• WHAT IS REQUIRED
Each line that holds the word "vous" counts once; give the total for the records below and nothing else.

------ TASK INPUT

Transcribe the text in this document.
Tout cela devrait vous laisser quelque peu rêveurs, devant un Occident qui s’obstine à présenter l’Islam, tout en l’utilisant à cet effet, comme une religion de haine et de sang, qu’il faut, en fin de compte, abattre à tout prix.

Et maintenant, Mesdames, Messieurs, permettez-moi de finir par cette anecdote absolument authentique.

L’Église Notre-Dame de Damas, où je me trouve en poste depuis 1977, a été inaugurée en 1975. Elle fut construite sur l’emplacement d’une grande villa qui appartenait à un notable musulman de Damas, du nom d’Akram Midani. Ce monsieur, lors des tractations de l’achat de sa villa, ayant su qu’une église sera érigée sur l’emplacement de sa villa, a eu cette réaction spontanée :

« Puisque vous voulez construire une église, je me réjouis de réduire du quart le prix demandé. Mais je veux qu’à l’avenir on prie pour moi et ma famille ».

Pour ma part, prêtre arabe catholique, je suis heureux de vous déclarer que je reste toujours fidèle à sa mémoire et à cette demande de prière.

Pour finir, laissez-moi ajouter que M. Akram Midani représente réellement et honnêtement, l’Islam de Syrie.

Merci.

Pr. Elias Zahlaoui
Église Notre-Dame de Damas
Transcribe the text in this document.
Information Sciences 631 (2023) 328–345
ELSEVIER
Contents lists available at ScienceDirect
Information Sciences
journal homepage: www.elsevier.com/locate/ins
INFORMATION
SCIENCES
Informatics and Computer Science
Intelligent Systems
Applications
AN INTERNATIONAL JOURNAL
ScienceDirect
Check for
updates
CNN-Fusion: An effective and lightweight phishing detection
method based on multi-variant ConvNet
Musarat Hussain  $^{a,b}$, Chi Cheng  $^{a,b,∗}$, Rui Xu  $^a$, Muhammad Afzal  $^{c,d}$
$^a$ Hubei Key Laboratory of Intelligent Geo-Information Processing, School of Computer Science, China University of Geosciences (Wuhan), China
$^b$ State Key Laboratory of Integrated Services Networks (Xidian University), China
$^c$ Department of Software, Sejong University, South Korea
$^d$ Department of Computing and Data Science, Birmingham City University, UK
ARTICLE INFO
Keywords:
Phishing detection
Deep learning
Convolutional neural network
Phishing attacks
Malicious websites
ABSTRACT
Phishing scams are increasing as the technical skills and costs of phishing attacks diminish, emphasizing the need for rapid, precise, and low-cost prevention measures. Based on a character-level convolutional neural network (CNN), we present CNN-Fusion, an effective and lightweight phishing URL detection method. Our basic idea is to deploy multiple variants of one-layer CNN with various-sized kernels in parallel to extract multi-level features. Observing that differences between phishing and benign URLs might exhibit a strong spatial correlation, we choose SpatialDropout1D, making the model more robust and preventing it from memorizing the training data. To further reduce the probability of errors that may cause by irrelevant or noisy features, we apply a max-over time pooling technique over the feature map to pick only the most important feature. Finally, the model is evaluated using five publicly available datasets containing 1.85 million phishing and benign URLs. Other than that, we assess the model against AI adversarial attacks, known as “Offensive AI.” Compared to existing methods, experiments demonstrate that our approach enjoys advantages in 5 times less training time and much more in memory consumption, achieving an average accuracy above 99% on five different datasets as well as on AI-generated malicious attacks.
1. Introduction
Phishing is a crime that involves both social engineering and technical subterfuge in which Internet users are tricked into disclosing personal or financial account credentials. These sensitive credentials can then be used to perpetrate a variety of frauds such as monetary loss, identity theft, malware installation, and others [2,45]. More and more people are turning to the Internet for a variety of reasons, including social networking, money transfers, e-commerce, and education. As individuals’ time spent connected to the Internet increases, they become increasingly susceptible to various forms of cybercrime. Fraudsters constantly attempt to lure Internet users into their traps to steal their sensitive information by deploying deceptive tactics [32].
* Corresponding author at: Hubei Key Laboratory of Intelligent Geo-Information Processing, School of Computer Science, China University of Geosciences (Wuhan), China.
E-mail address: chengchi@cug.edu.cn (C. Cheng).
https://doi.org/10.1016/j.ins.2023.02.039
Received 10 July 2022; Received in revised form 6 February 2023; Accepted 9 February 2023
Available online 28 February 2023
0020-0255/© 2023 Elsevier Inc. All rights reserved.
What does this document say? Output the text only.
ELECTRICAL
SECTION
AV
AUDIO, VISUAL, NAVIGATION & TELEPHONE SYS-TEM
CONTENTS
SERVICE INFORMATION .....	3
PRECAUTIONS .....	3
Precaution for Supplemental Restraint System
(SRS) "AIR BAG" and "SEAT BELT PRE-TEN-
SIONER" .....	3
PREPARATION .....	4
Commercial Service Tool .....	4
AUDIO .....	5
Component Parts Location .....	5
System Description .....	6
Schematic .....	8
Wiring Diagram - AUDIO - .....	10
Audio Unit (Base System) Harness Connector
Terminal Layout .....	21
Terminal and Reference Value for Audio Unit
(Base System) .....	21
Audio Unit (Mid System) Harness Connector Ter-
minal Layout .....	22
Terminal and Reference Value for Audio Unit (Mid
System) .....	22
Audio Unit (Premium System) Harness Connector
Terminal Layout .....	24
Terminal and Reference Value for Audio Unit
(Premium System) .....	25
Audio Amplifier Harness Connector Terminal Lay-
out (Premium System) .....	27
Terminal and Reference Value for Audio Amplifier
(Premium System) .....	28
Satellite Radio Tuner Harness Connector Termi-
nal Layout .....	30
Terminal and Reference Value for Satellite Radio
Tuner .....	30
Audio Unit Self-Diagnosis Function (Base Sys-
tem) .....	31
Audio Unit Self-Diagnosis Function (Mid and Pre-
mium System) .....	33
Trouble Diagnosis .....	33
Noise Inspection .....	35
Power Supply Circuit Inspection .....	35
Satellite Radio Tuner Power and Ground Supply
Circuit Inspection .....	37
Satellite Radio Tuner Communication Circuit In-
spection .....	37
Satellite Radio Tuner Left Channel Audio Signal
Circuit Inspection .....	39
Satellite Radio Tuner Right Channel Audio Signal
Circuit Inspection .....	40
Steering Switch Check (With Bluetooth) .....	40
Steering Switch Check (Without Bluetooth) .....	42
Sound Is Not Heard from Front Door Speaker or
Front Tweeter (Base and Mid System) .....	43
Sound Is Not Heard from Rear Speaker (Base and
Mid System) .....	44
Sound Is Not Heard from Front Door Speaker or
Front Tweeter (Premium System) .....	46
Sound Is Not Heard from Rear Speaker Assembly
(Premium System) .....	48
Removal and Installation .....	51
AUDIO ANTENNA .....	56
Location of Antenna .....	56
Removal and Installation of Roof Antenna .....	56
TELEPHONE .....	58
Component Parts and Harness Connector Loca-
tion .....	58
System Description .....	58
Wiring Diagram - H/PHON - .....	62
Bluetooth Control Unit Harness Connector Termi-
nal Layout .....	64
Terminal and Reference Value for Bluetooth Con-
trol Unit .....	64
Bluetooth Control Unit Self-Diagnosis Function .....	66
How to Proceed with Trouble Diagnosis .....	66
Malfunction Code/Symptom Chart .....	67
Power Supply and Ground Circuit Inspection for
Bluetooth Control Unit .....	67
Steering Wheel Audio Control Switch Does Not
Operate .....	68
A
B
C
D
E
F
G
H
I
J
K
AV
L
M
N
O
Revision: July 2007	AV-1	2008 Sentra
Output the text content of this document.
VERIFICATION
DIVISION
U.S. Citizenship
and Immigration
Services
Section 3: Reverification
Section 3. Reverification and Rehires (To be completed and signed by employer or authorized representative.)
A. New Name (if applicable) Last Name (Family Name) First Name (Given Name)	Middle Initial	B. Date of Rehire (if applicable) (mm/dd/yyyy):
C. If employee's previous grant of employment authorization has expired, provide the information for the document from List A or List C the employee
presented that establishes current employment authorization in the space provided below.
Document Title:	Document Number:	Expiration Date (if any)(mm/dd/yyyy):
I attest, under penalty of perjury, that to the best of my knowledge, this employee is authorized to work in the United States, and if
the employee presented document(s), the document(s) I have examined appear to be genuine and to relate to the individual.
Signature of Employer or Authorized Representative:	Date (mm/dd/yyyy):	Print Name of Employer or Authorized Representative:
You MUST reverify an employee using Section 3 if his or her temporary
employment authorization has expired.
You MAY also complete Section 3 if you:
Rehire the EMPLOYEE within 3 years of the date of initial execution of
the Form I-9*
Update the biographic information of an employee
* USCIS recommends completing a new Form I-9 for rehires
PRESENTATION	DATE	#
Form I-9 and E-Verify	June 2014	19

------------

• PROBLEM SOLUTION
3